I've now designed a slightly improved version which uses the same basic geometry but with a reduced and standardised set of parts: here's a CAD drawing of the final version.

Building the escapement

I've used the well-known MLCad and LPub tools to create a set of build instructions. Click on the Lego parts below to enter the build sequence.

Acquiring parts

I buy most of my Lego from eBay or BrickLink. All of the parts are current production items (in 2009), although the boat weights can be hard to find. They are the least critical items because any handy weight can be pressed into action: I just like the idea of having a clock made purely from Lego.

Tips on building

The first thing to do is to lay out all the parts and compare them to the Bill of Materials page. In particular, the design uses six axles, all different lengths, and it is easy to muddle them up. In the Bill of Materials, each axle is shown with a number above and to the right which represents that axle's length in Lego units. There's no identifying mark on the actual Lego pieces, so sort them by length before you start. Each construction step shows the parts to be used and the axles are similarly labelled so that you can select the correct length.

## Source excerpt
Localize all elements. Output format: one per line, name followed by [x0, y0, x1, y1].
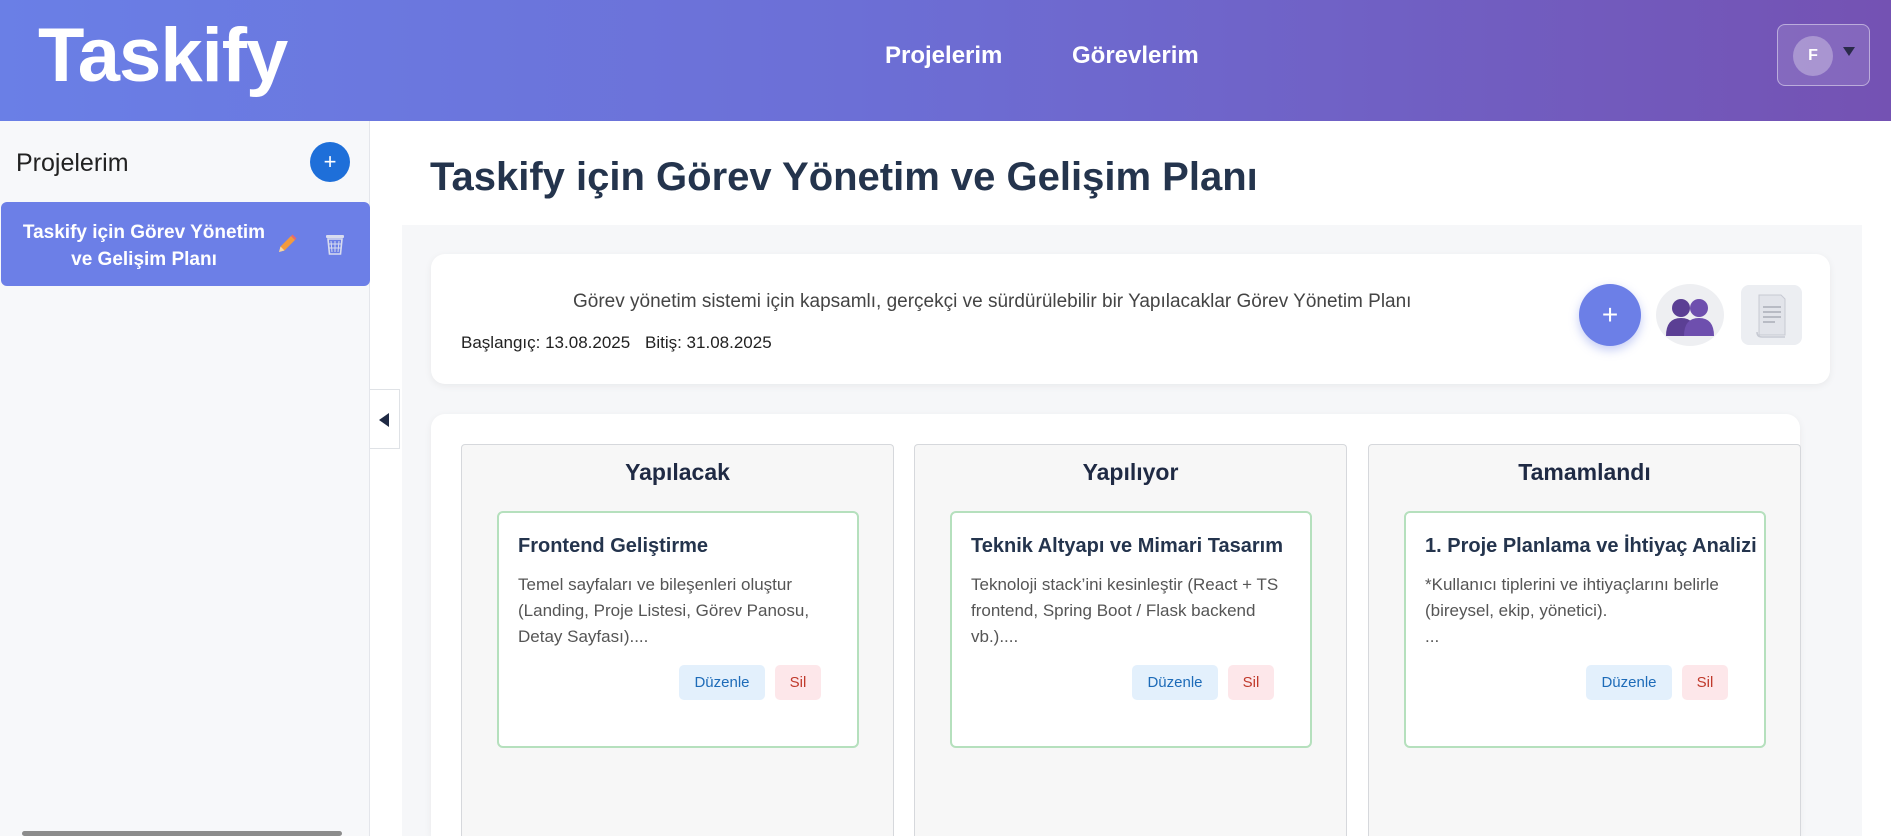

## Task set
[1] Reproduce the Lego escapement text between "Acquiring parts" and "purely from Lego.", inclusive.
[2] Write what comes next in the Lego escapement text, starting after its final sentence.
The material comes from a separate source and is unrelated to the Lego escapement text.

## Responses in order
[1]
Acquiring parts

I buy most of my Lego from eBay or BrickLink. All of the parts are current production items (in 2009), although the boat weights can be hard to find. They are the least critical items because any handy weight can be pressed into action: I just like the idea of having a clock made purely from Lego.

[2]
It is important to make sure that you count studs in the drawings and place parts in exactly the right place. For instance in step 10, the grey 1x2 plate should be between the ninth and eleventh hole from the pendulum end of the beam or the escapement timing will be wrong. You only find out you've made an error when you've finished, and things don't actually run. Look at the photographs and videos on this page if in doubt.

The weight is attached in step 8. Thread some cotton through the circular bush and tie it on before putting the bush onto the axle. Then tie the other end round one of the weighted bricks. The other weights can then be just clipped on in the normal way. Wind the clock by turning the large gear wheel so that the thread wraps round the axle, not the bush. If you run it round the bush then more thread will be unwound for each revolution, and the clock will run down quickly. Try not to let the thread rub up against the yellow beam as you wind it otherwise the mechanism may bind.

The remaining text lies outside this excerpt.